━━ Passo citato

L’avvio è stato affidato alla Sinfonia del Barbiere di Siviglia, con un’apertura pensata per dare subito dinamismo e colore alla serata. Da lì, l’orchestra ha proseguito nel solco di un equilibrio costante tra volume, precisione e intensità, con un andamento che ha mantenuto alta l’attenzione della platea. In un programma di questo tipo, infatti, la continuità è un valore decisivo, perché permette di passare da un autore all’altro senza perdere tensione emotiva.
Concerto di Capodanno Marsala tra lirica e grandi arie
Uno dei punti più attesi della serata è stato l’ingresso del soprano Nati Katai, ungherese di nascita e siciliana d’adozione, indicata nel comunicato come protagonista di un momento di particolare intensità. La sua interpretazione di “Casta Diva” dalla Norma di Bellini è stata descritta come un passaggio di forte suggestione, sostenuto da un fraseggio curato e da un controllo del fiato che ha conquistato il pubblico, generando un applauso prolungato.
Accanto a lei, il tenore Piero Lupino Mercuri ha affrontato una delle pagine più celebri del repertorio, “Nessun dorma” di Puccini. Anche in questo caso il comunicato sottolinea l’impatto dell’esecuzione, con una prova vocale che ha unito forza e sensibilità interpretativa. La presenza delle due voci, alternata e poi condivisa nei momenti d’insieme, ha dato alla serata un centro emotivo riconoscibile, capace di fare da ponte tra la parte sinfonica e quella più popolare del programma.
Il Teatro Impero tra danza e cinema
A completare il quadro, un contributo visivo affidato al corpo di ballo della Compagnia Nazionale di Danza Storica, diretta da Nino Graziano Luca. Il comunicato parla di costumi e coreografie capaci di ricreare un’atmosfera d’altri tempi, in particolare sul Valzer brillante di Nino Rota, con un richiamo diretto all’immaginario del Gattopardo.

━━━━

Consegne —
- 1) Ricopia il passo sul Concerto di Capodanno parola per parola, a partire da "Accanto a lei, il" e proseguendo fino a "all’immaginario del Gattopardo." incluso.
- 2) Elenca tutti i brani musicali che, secondo il passo sul Concerto di Capodanno, sono stati eseguiti durante la serata.
Per rispondere si utilizza soltanto il passo sul Concerto di Capodanno.

━━ Estratto dei dati

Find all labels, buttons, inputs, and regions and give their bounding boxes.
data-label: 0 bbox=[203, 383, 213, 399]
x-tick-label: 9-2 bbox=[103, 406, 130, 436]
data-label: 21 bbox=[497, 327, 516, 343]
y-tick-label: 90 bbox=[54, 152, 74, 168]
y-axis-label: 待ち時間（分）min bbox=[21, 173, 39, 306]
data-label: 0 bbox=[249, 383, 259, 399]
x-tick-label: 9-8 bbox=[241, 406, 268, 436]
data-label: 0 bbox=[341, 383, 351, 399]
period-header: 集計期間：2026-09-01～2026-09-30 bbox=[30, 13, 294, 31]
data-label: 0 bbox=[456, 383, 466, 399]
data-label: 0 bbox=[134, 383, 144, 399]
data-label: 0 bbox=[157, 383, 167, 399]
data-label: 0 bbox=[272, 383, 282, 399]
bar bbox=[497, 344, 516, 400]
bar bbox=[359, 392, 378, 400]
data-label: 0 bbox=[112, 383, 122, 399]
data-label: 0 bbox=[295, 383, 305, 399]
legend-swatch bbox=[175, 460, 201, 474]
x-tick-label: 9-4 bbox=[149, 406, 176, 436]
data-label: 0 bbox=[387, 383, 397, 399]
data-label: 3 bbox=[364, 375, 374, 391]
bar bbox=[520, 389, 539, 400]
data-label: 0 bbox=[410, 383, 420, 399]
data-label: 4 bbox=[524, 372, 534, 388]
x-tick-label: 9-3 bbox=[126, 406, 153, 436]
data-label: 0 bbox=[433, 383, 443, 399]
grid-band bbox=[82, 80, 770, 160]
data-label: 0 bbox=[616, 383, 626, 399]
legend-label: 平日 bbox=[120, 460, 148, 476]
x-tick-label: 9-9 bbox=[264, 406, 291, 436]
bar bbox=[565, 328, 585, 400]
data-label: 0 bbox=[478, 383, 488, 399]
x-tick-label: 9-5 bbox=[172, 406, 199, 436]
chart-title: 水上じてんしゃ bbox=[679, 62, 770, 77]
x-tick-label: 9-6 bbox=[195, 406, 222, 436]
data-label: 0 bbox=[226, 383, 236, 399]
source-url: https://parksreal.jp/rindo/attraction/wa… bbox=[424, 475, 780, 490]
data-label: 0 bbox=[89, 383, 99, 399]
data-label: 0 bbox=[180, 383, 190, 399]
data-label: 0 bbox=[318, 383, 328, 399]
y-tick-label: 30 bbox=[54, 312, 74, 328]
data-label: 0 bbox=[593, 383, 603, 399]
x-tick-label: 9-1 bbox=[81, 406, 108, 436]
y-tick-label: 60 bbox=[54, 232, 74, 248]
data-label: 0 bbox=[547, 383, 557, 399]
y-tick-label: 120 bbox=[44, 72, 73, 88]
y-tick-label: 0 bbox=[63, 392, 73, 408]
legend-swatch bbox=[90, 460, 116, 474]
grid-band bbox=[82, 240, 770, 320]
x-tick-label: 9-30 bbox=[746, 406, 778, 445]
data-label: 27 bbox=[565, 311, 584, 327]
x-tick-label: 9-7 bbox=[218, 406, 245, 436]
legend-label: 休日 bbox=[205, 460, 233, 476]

━━━━

Soluzioni —
- 1)
Accanto a lei, il tenore Piero Lupino Mercuri ha affrontato una delle pagine più celebri del repertorio, “Nessun dorma” di Puccini. Anche in questo caso il comunicato sottolinea l’impatto dell’esecuzione, con una prova vocale che ha unito forza e sensibilità interpretativa. La presenza delle due voci, alternata e poi condivisa nei momenti d’insieme, ha dato alla serata un centro emotivo riconoscibile, capace di fare da ponte tra la parte sinfonica e quella più popolare del programma.
Il Teatro Impero tra danza e cinema
A completare il quadro, un contributo visivo affidato al corpo di ballo della Compagnia Nazionale di Danza Storica, diretta da Nino Graziano Luca. Il comunicato parla di costumi e coreografie capaci di ricreare un’atmosfera d’altri tempi, in particolare sul Valzer brillante di Nino Rota, con un richiamo diretto all’immaginario del Gattopardo.

- 2)
- Sinfonia del Barbiere di Siviglia
- "Casta Diva" dalla Norma di Bellini
- "Nessun dorma" di Puccini
- Valzer brillante di Nino Rota